Identify the lines containing the word "industry". Copy each one.

Entries provided >>
◆ ◆ ◆
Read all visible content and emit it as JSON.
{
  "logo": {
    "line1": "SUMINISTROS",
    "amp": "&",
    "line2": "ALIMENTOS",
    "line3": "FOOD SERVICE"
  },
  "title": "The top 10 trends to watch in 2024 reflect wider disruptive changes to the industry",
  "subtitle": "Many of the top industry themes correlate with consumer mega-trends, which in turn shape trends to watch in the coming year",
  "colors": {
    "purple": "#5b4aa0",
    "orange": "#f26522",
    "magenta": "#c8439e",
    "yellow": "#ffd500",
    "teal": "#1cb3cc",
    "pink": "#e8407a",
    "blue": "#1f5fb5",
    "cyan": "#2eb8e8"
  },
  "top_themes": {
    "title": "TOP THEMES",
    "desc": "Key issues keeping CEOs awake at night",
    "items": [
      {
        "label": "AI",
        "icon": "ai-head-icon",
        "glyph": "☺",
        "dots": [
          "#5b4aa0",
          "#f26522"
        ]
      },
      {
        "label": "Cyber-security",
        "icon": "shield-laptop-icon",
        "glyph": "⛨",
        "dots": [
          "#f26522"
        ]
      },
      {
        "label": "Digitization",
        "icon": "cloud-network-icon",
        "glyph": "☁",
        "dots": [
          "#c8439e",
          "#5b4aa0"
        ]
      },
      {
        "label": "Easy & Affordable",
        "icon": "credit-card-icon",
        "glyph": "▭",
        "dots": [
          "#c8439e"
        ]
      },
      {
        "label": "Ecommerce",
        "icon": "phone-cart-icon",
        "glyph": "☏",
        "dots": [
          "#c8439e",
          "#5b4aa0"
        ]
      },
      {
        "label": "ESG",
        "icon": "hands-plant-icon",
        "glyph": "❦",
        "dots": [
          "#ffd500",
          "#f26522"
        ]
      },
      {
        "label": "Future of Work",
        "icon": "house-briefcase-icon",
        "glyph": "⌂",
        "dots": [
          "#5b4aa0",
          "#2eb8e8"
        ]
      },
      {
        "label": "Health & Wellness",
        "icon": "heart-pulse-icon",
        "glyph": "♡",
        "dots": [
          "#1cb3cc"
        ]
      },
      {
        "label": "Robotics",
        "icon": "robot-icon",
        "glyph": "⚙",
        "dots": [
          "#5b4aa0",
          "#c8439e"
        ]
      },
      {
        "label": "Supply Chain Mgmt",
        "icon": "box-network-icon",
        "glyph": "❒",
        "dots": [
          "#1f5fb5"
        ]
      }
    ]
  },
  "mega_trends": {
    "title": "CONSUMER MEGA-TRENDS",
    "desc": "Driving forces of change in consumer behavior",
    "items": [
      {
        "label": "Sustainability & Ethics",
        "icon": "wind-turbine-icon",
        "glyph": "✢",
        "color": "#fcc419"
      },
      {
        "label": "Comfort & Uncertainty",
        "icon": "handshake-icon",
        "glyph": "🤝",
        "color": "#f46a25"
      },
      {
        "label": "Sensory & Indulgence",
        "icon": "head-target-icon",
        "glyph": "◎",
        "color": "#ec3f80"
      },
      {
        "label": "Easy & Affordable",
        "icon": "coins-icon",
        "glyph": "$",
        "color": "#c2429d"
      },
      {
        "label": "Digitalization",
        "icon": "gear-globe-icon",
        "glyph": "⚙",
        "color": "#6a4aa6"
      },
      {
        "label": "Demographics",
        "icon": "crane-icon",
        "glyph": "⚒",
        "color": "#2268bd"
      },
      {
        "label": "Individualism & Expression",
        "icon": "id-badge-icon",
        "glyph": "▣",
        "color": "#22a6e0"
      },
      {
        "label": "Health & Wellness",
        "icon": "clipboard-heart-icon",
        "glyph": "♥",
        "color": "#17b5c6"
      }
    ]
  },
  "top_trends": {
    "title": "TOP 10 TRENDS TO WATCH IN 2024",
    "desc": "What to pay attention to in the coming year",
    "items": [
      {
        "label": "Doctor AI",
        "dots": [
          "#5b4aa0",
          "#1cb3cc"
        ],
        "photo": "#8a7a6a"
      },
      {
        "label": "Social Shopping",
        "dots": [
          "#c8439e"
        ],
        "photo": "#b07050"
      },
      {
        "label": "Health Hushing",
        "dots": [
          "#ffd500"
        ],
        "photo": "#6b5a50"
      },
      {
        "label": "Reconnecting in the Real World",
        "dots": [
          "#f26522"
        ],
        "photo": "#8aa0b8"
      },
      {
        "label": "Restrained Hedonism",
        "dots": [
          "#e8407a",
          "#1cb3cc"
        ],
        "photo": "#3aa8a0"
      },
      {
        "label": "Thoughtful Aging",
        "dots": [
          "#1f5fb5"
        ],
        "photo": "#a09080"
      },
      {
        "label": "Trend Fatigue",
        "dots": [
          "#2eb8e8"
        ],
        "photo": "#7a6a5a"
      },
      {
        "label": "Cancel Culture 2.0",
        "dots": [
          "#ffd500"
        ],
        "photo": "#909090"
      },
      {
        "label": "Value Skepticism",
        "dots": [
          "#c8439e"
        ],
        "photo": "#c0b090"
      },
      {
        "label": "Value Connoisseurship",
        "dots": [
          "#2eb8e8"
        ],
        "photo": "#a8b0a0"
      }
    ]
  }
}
◆ ◆ ◆
Final result >>
  "title": "The top 10 trends to watch in 2024 reflect wider disruptive changes to the industry",
  "subtitle": "Many of the top industry themes correlate with consumer mega-trends, which in turn shape trends to watch in the coming year",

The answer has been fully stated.